Recorded information >>
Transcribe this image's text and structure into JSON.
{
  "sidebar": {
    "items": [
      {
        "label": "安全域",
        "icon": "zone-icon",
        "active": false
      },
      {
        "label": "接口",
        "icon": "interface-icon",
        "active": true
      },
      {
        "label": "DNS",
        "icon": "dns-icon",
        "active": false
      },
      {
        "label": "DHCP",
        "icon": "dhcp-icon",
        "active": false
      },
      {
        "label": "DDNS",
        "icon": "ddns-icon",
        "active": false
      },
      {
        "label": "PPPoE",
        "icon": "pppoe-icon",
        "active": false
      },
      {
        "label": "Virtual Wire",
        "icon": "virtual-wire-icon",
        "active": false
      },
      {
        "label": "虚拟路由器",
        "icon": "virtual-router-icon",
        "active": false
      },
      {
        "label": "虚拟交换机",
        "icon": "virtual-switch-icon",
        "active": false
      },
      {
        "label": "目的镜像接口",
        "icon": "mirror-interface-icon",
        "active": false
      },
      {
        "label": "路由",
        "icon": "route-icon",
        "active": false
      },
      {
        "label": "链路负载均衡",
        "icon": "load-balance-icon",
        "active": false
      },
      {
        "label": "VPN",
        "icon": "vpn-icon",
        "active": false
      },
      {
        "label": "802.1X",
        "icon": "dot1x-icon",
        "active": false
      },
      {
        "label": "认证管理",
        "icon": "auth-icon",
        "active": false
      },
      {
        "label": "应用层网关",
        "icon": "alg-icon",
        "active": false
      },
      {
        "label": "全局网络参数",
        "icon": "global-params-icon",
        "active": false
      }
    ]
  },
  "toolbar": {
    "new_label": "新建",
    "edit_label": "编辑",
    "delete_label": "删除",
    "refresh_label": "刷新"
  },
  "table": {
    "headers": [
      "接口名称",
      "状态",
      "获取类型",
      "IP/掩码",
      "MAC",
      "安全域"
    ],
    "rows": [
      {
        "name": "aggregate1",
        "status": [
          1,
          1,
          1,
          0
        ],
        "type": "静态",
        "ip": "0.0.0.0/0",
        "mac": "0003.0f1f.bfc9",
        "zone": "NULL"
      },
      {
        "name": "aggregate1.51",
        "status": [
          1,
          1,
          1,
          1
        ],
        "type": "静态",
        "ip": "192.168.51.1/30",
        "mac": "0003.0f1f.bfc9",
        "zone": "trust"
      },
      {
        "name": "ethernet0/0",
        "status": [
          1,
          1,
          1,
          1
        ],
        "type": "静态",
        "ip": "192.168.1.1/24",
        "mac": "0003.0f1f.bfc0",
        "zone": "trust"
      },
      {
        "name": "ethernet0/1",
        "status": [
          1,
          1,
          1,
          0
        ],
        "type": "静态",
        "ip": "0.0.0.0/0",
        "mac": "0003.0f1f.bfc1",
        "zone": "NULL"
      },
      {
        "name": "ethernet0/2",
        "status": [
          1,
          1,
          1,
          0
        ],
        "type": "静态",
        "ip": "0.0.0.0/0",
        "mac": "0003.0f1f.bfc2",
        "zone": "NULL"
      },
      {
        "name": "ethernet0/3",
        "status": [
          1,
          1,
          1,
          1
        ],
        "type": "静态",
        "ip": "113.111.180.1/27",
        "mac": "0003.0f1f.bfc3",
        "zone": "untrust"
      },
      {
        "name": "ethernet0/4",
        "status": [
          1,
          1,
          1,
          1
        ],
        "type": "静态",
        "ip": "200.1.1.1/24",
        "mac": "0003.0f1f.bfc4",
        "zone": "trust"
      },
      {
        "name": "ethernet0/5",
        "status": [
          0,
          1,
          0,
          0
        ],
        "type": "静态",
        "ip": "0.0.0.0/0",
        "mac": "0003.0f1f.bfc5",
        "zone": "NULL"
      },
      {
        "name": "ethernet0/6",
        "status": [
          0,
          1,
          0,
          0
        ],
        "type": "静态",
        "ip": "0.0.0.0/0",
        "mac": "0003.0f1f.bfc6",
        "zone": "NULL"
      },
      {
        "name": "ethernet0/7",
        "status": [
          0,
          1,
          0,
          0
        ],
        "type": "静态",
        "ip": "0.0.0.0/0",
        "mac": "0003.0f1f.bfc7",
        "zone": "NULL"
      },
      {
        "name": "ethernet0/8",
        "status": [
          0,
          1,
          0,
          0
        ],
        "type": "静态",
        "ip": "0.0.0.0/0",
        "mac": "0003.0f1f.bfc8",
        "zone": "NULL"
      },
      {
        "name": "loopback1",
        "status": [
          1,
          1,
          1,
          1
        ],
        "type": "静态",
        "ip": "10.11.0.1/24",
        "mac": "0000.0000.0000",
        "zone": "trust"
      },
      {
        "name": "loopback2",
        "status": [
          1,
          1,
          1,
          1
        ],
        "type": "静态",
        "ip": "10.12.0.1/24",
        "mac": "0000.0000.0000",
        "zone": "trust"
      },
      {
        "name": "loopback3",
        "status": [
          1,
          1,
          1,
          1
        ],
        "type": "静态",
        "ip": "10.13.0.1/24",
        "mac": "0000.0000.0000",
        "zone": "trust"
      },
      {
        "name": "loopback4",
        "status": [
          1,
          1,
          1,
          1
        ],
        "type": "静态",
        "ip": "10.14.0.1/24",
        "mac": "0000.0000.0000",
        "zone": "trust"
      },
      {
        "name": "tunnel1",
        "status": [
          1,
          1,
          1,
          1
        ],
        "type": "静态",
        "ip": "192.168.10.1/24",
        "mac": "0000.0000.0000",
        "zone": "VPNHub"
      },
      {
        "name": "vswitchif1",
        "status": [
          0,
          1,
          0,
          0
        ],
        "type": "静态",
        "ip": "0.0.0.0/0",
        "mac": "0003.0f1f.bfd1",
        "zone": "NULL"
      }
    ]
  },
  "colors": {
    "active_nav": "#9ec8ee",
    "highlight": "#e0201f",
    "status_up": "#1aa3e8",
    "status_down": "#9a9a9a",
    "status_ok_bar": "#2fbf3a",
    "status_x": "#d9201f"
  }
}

Exercise details >> Nothing should be left out: repeat all of the data exactly.

Task response >>
Transcribe this image's text and structure into JSON.
{
  "sidebar": {
    "items": [
      {
        "label": "安全域",
        "icon": "zone-icon",
        "active": false
      },
      {
        "label": "接口",
        "icon": "interface-icon",
        "active": true
      },
      {
        "label": "DNS",
        "icon": "dns-icon",
        "active": false
      },
      {
        "label": "DHCP",
        "icon": "dhcp-icon",
        "active": false
      },
      {
        "label": "DDNS",
        "icon": "ddns-icon",
        "active": false
      },
      {
        "label": "PPPoE",
        "icon": "pppoe-icon",
        "active": false
      },
      {
        "label": "Virtual Wire",
        "icon": "virtual-wire-icon",
        "active": false
      },
      {
        "label": "虚拟路由器",
        "icon": "virtual-router-icon",
        "active": false
      },
      {
        "label": "虚拟交换机",
        "icon": "virtual-switch-icon",
        "active": false
      },
      {
        "label": "目的镜像接口",
        "icon": "mirror-interface-icon",
        "active": false
      },
      {
        "label": "路由",
        "icon": "route-icon",
        "active": false
      },
      {
        "label": "链路负载均衡",
        "icon": "load-balance-icon",
        "active": false
      },
      {
        "label": "VPN",
        "icon": "vpn-icon",
        "active": false
      },
      {
        "label": "802.1X",
        "icon": "dot1x-icon",
        "active": false
      },
      {
        "label": "认证管理",
        "icon": "auth-icon",
        "active": false
      },
      {
        "label": "应用层网关",
        "icon": "alg-icon",
        "active": false
      },
      {
        "label": "全局网络参数",
        "icon": "global-params-icon",
        "active": false
      }
    ]
  },
  "toolbar": {
    "new_label": "新建",
    "edit_label": "编辑",
    "delete_label": "删除",
    "refresh_label": "刷新"
  },
  "table": {
    "headers": [
      "接口名称",
      "状态",
      "获取类型",
      "IP/掩码",
      "MAC",
      "安全域"
    ],
    "rows": [
      {
        "name": "aggregate1",
        "status": [
          1,
          1,
          1,
          0
        ],
        "type": "静态",
        "ip": "0.0.0.0/0",
        "mac": "0003.0f1f.bfc9",
        "zone": "NULL"
      },
      {
        "name": "aggregate1.51",
        "status": [
          1,
          1,
          1,
          1
        ],
        "type": "静态",
        "ip": "192.168.51.1/30",
        "mac": "0003.0f1f.bfc9",
        "zone": "trust"
      },
      {
        "name": "ethernet0/0",
        "status": [
          1,
          1,
          1,
          1
        ],
        "type": "静态",
        "ip": "192.168.1.1/24",
        "mac": "0003.0f1f.bfc0",
        "zone": "trust"
      },
      {
        "name": "ethernet0/1",
        "status": [
          1,
          1,
          1,
          0
        ],
        "type": "静态",
        "ip": "0.0.0.0/0",
        "mac": "0003.0f1f.bfc1",
        "zone": "NULL"
      },
      {
        "name": "ethernet0/2",
        "status": [
          1,
          1,
          1,
          0
        ],
        "type": "静态",
        "ip": "0.0.0.0/0",
        "mac": "0003.0f1f.bfc2",
        "zone": "NULL"
      },
      {
        "name": "ethernet0/3",
        "status": [
          1,
          1,
          1,
          1
        ],
        "type": "静态",
        "ip": "113.111.180.1/27",
        "mac": "0003.0f1f.bfc3",
        "zone": "untrust"
      },
      {
        "name": "ethernet0/4",
        "status": [
          1,
          1,
          1,
          1
        ],
        "type": "静态",
        "ip": "200.1.1.1/24",
        "mac": "0003.0f1f.bfc4",
        "zone": "trust"
      },
      {
        "name": "ethernet0/5",
        "status": [
          0,
          1,
          0,
          0
        ],
        "type": "静态",
        "ip": "0.0.0.0/0",
        "mac": "0003.0f1f.bfc5",
        "zone": "NULL"
      },
      {
        "name": "ethernet0/6",
        "status": [
          0,
          1,
          0,
          0
        ],
        "type": "静态",
        "ip": "0.0.0.0/0",
        "mac": "0003.0f1f.bfc6",
        "zone": "NULL"
      },
      {
        "name": "ethernet0/7",
        "status": [
          0,
          1,
          0,
          0
        ],
        "type": "静态",
        "ip": "0.0.0.0/0",
        "mac": "0003.0f1f.bfc7",
        "zone": "NULL"
      },
      {
        "name": "ethernet0/8",
        "status": [
          0,
          1,
          0,
          0
        ],
        "type": "静态",
        "ip": "0.0.0.0/0",
        "mac": "0003.0f1f.bfc8",
        "zone": "NULL"
      },
      {
        "name": "loopback1",
        "status": [
          1,
          1,
          1,
          1
        ],
        "type": "静态",
        "ip": "10.11.0.1/24",
        "mac": "0000.0000.0000",
        "zone": "trust"
      },
      {
        "name": "loopback2",
        "status": [
          1,
          1,
          1,
          1
        ],
        "type": "静态",
        "ip": "10.12.0.1/24",
        "mac": "0000.0000.0000",
        "zone": "trust"
      },
      {
        "name": "loopback3",
        "status": [
          1,
          1,
          1,
          1
        ],
        "type": "静态",
        "ip": "10.13.0.1/24",
        "mac": "0000.0000.0000",
        "zone": "trust"
      },
      {
        "name": "loopback4",
        "status": [
          1,
          1,
          1,
          1
        ],
        "type": "静态",
        "ip": "10.14.0.1/24",
        "mac": "0000.0000.0000",
        "zone": "trust"
      },
      {
        "name": "tunnel1",
        "status": [
          1,
          1,
          1,
          1
        ],
        "type": "静态",
        "ip": "192.168.10.1/24",
        "mac": "0000.0000.0000",
        "zone": "VPNHub"
      },
      {
        "name": "vswitchif1",
        "status": [
          0,
          1,
          0,
          0
        ],
        "type": "静态",
        "ip": "0.0.0.0/0",
        "mac": "0003.0f1f.bfd1",
        "zone": "NULL"
      }
    ]
  },
  "colors": {
    "active_nav": "#9ec8ee",
    "highlight": "#e0201f",
    "status_up": "#1aa3e8",
    "status_down": "#9a9a9a",
    "status_ok_bar": "#2fbf3a",
    "status_x": "#d9201f"
  }
}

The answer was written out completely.